Written request » Output the lines that follow exactly as they are.

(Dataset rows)
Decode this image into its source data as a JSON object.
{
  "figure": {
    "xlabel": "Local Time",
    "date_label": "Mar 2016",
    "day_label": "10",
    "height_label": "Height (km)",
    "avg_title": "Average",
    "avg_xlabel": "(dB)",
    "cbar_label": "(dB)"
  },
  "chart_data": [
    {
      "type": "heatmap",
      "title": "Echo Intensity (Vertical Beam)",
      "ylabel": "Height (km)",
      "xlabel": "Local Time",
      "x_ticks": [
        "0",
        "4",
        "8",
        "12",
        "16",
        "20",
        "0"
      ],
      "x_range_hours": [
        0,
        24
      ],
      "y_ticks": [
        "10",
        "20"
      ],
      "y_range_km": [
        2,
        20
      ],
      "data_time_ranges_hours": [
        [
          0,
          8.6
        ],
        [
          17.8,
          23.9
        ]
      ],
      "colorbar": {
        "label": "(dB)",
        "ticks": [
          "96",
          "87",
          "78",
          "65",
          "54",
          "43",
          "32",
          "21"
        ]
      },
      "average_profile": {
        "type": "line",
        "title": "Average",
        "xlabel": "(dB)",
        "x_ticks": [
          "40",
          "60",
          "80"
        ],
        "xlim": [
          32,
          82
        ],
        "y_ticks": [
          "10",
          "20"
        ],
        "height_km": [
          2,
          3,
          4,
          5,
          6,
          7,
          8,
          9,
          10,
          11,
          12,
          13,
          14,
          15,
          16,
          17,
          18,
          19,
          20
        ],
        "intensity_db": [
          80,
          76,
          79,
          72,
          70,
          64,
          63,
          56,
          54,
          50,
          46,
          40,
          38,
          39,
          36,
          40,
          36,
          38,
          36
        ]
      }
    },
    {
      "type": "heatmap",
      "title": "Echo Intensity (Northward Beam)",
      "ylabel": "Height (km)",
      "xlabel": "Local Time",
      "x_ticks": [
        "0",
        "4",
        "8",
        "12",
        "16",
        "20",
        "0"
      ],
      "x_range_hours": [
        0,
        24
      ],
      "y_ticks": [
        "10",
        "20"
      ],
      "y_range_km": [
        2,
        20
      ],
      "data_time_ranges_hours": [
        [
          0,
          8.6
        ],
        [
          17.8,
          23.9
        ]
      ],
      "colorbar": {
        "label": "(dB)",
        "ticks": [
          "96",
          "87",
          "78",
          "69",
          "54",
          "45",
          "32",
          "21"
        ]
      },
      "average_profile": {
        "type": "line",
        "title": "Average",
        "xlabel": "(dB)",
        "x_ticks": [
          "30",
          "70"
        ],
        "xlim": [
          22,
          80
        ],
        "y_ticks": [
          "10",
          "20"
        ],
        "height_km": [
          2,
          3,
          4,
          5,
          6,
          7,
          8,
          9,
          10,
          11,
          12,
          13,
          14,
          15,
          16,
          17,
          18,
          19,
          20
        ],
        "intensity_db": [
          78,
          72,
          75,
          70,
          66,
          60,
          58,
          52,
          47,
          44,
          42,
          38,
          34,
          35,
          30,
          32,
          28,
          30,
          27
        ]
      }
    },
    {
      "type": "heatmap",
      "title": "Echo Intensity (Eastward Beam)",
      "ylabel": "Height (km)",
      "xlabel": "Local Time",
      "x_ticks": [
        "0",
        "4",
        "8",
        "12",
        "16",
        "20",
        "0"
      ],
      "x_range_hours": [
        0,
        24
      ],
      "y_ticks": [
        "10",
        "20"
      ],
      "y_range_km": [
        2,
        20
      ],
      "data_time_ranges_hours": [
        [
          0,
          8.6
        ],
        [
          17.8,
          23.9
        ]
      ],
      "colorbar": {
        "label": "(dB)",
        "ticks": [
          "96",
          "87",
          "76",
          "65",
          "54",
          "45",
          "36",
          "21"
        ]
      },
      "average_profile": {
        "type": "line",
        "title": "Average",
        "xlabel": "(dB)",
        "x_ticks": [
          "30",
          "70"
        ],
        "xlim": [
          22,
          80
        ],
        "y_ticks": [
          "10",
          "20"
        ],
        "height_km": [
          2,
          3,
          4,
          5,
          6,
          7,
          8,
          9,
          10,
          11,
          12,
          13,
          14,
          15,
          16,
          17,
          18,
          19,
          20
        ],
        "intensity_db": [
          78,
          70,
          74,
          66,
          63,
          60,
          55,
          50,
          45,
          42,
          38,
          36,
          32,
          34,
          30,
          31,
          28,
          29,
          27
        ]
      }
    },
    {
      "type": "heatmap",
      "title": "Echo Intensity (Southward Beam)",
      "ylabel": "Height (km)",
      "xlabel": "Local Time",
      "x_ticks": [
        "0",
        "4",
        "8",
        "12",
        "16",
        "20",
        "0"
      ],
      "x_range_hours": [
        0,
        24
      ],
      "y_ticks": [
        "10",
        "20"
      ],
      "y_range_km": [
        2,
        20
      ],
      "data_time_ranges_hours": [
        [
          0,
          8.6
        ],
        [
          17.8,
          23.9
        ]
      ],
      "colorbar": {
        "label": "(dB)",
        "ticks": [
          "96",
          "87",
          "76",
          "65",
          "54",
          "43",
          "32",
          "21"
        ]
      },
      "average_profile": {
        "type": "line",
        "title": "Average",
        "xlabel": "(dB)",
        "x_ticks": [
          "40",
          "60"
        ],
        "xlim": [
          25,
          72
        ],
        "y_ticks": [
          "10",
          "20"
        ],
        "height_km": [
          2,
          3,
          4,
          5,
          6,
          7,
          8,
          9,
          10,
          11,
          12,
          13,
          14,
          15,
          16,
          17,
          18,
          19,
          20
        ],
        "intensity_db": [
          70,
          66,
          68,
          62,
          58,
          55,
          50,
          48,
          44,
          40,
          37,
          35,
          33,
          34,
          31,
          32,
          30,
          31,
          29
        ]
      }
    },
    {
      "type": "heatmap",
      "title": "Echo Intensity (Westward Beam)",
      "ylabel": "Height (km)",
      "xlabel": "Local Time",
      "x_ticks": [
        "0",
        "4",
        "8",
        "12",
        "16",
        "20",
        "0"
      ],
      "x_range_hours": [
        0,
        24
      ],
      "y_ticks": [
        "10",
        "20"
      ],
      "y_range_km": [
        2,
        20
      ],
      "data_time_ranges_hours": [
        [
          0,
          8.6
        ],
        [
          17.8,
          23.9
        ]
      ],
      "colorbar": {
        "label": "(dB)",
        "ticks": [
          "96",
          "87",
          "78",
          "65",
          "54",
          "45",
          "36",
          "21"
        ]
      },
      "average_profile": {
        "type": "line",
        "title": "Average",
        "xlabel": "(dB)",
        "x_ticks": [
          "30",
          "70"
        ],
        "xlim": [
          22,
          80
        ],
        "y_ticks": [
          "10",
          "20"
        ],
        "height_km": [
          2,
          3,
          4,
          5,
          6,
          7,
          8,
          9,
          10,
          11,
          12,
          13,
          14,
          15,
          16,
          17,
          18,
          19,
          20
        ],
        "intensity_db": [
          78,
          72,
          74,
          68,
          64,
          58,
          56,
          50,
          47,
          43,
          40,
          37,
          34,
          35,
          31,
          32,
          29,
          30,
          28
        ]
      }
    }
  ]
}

Correct response »
Decode this image into its source data as a JSON object.
{
  "figure": {
    "xlabel": "Local Time",
    "date_label": "Mar 2016",
    "day_label": "10",
    "height_label": "Height (km)",
    "avg_title": "Average",
    "avg_xlabel": "(dB)",
    "cbar_label": "(dB)"
  },
  "chart_data": [
    {
      "type": "heatmap",
      "title": "Echo Intensity (Vertical Beam)",
      "ylabel": "Height (km)",
      "xlabel": "Local Time",
      "x_ticks": [
        "0",
        "4",
        "8",
        "12",
        "16",
        "20",
        "0"
      ],
      "x_range_hours": [
        0,
        24
      ],
      "y_ticks": [
        "10",
        "20"
      ],
      "y_range_km": [
        2,
        20
      ],
      "data_time_ranges_hours": [
        [
          0,
          8.6
        ],
        [
          17.8,
          23.9
        ]
      ],
      "colorbar": {
        "label": "(dB)",
        "ticks": [
          "96",
          "87",
          "78",
          "65",
          "54",
          "43",
          "32",
          "21"
        ]
      },
      "average_profile": {
        "type": "line",
        "title": "Average",
        "xlabel": "(dB)",
        "x_ticks": [
          "40",
          "60",
          "80"
        ],
        "xlim": [
          32,
          82
        ],
        "y_ticks": [
          "10",
          "20"
        ],
        "height_km": [
          2,
          3,
          4,
          5,
          6,
          7,
          8,
          9,
          10,
          11,
          12,
          13,
          14,
          15,
          16,
          17,
          18,
          19,
          20
        ],
        "intensity_db": [
          80,
          76,
          79,
          72,
          70,
          64,
          63,
          56,
          54,
          50,
          46,
          40,
          38,
          39,
          36,
          40,
          36,
          38,
          36
        ]
      }
    },
    {
      "type": "heatmap",
      "title": "Echo Intensity (Northward Beam)",
      "ylabel": "Height (km)",
      "xlabel": "Local Time",
      "x_ticks": [
        "0",
        "4",
        "8",
        "12",
        "16",
        "20",
        "0"
      ],
      "x_range_hours": [
        0,
        24
      ],
      "y_ticks": [
        "10",
        "20"
      ],
      "y_range_km": [
        2,
        20
      ],
      "data_time_ranges_hours": [
        [
          0,
          8.6
        ],
        [
          17.8,
          23.9
        ]
      ],
      "colorbar": {
        "label": "(dB)",
        "ticks": [
          "96",
          "87",
          "78",
          "69",
          "54",
          "45",
          "32",
          "21"
        ]
      },
      "average_profile": {
        "type": "line",
        "title": "Average",
        "xlabel": "(dB)",
        "x_ticks": [
          "30",
          "70"
        ],
        "xlim": [
          22,
          80
        ],
        "y_ticks": [
          "10",
          "20"
        ],
        "height_km": [
          2,
          3,
          4,
          5,
          6,
          7,
          8,
          9,
          10,
          11,
          12,
          13,
          14,
          15,
          16,
          17,
          18,
          19,
          20
        ],
        "intensity_db": [
          78,
          72,
          75,
          70,
          66,
          60,
          58,
          52,
          47,
          44,
          42,
          38,
          34,
          35,
          30,
          32,
          28,
          30,
          27
        ]
      }
    },
    {
      "type": "heatmap",
      "title": "Echo Intensity (Eastward Beam)",
      "ylabel": "Height (km)",
      "xlabel": "Local Time",
      "x_ticks": [
        "0",
        "4",
        "8",
        "12",
        "16",
        "20",
        "0"
      ],
      "x_range_hours": [
        0,
        24
      ],
      "y_ticks": [
        "10",
        "20"
      ],
      "y_range_km": [
        2,
        20
      ],
      "data_time_ranges_hours": [
        [
          0,
          8.6
        ],
        [
          17.8,
          23.9
        ]
      ],
      "colorbar": {
        "label": "(dB)",
        "ticks": [
          "96",
          "87",
          "76",
          "65",
          "54",
          "45",
          "36",
          "21"
        ]
      },
      "average_profile": {
        "type": "line",
        "title": "Average",
        "xlabel": "(dB)",
        "x_ticks": [
          "30",
          "70"
        ],
        "xlim": [
          22,
          80
        ],
        "y_ticks": [
          "10",
          "20"
        ],
        "height_km": [
          2,
          3,
          4,
          5,
          6,
          7,
          8,
          9,
          10,
          11,
          12,
          13,
          14,
          15,
          16,
          17,
          18,
          19,
          20
        ],
        "intensity_db": [
          78,
          70,
          74,
          66,
          63,
          60,
          55,
          50,
          45,
          42,
          38,
          36,
          32,
          34,
          30,
          31,
          28,
          29,
          27
        ]
      }
    },
    {
      "type": "heatmap",
      "title": "Echo Intensity (Southward Beam)",
      "ylabel": "Height (km)",
      "xlabel": "Local Time",
      "x_ticks": [
        "0",
        "4",
        "8",
        "12",
        "16",
        "20",
        "0"
      ],
      "x_range_hours": [
        0,
        24
      ],
      "y_ticks": [
        "10",
        "20"
      ],
      "y_range_km": [
        2,
        20
      ],
      "data_time_ranges_hours": [
        [
          0,
          8.6
        ],
        [
          17.8,
          23.9
        ]
      ],
      "colorbar": {
        "label": "(dB)",
        "ticks": [
          "96",
          "87",
          "76",
          "65",
          "54",
          "43",
          "32",
          "21"
        ]
      },
      "average_profile": {
        "type": "line",
        "title": "Average",
        "xlabel": "(dB)",
        "x_ticks": [
          "40",
          "60"
        ],
        "xlim": [
          25,
          72
        ],
        "y_ticks": [
          "10",
          "20"
        ],
        "height_km": [
          2,
          3,
          4,
          5,
          6,
          7,
          8,
          9,
          10,
          11,
          12,
          13,
          14,
          15,
          16,
          17,
          18,
          19,
          20
        ],
        "intensity_db": [
          70,
          66,
          68,
          62,
          58,
          55,
          50,
          48,
          44,
          40,
          37,
          35,
          33,
          34,
          31,
          32,
          30,
          31,
          29
        ]
      }
    },
    {
      "type": "heatmap",
      "title": "Echo Intensity (Westward Beam)",
      "ylabel": "Height (km)",
      "xlabel": "Local Time",
      "x_ticks": [
        "0",
        "4",
        "8",
        "12",
        "16",
        "20",
        "0"
      ],
      "x_range_hours": [
        0,
        24
      ],
      "y_ticks": [
        "10",
        "20"
      ],
      "y_range_km": [
        2,
        20
      ],
      "data_time_ranges_hours": [
        [
          0,
          8.6
        ],
        [
          17.8,
          23.9
        ]
      ],
      "colorbar": {
        "label": "(dB)",
        "ticks": [
          "96",
          "87",
          "78",
          "65",
          "54",
          "45",
          "36",
          "21"
        ]
      },
      "average_profile": {
        "type": "line",
        "title": "Average",
        "xlabel": "(dB)",
        "x_ticks": [
          "30",
          "70"
        ],
        "xlim": [
          22,
          80
        ],
        "y_ticks": [
          "10",
          "20"
        ],
        "height_km": [
          2,
          3,
          4,
          5,
          6,
          7,
          8,
          9,
          10,
          11,
          12,
          13,
          14,
          15,
          16,
          17,
          18,
          19,
          20
        ],
        "intensity_db": [
          78,
          72,
          74,
          68,
          64,
          58,
          56,
          50,
          47,
          43,
          40,
          37,
          34,
          35,
          31,
          32,
          29,
          30,
          28
        ]
      }
    }
  ]
}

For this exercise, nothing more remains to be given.